» **Aim**: Copy each line of the entries that contains the word "инфекционные".

» **Record set**:
****************

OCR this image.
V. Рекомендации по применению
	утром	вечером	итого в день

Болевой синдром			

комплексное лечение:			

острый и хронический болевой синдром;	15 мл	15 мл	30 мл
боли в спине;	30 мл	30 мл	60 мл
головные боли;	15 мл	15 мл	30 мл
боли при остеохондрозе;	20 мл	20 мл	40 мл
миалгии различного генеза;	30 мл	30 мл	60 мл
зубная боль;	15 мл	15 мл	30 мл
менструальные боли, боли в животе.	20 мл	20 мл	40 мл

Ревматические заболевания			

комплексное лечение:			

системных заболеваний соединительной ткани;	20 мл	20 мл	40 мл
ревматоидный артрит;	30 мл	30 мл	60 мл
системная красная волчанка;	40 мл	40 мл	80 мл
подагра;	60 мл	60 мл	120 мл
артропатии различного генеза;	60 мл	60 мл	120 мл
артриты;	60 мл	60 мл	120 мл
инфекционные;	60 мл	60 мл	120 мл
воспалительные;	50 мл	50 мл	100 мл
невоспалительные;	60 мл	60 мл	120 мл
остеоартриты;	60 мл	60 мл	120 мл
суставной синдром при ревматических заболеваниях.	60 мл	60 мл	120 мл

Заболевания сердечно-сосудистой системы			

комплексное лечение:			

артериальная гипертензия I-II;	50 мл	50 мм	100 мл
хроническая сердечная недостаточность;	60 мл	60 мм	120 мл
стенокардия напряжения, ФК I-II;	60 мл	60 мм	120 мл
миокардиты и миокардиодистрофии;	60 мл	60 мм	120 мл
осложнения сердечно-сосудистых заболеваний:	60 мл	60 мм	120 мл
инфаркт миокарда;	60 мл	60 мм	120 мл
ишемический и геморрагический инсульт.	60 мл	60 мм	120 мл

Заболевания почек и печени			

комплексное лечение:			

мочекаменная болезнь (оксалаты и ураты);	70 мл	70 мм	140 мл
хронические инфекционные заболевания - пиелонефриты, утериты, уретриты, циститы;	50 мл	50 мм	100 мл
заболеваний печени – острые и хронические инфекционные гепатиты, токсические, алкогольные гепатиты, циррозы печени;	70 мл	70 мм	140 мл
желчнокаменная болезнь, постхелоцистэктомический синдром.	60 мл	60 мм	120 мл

****************

» **Output for this task**:
инфекционные;	60 мл	60 мл	120 мл
хронические инфекционные заболевания - пиелонефриты, утериты, уретриты, циститы;	50 мл	50 мм	100 мл
заболеваний печени – острые и хронические инфекционные гепатиты, токсические, алкогольные гепатиты, циррозы печени;	70 мл	70 мм	140 мл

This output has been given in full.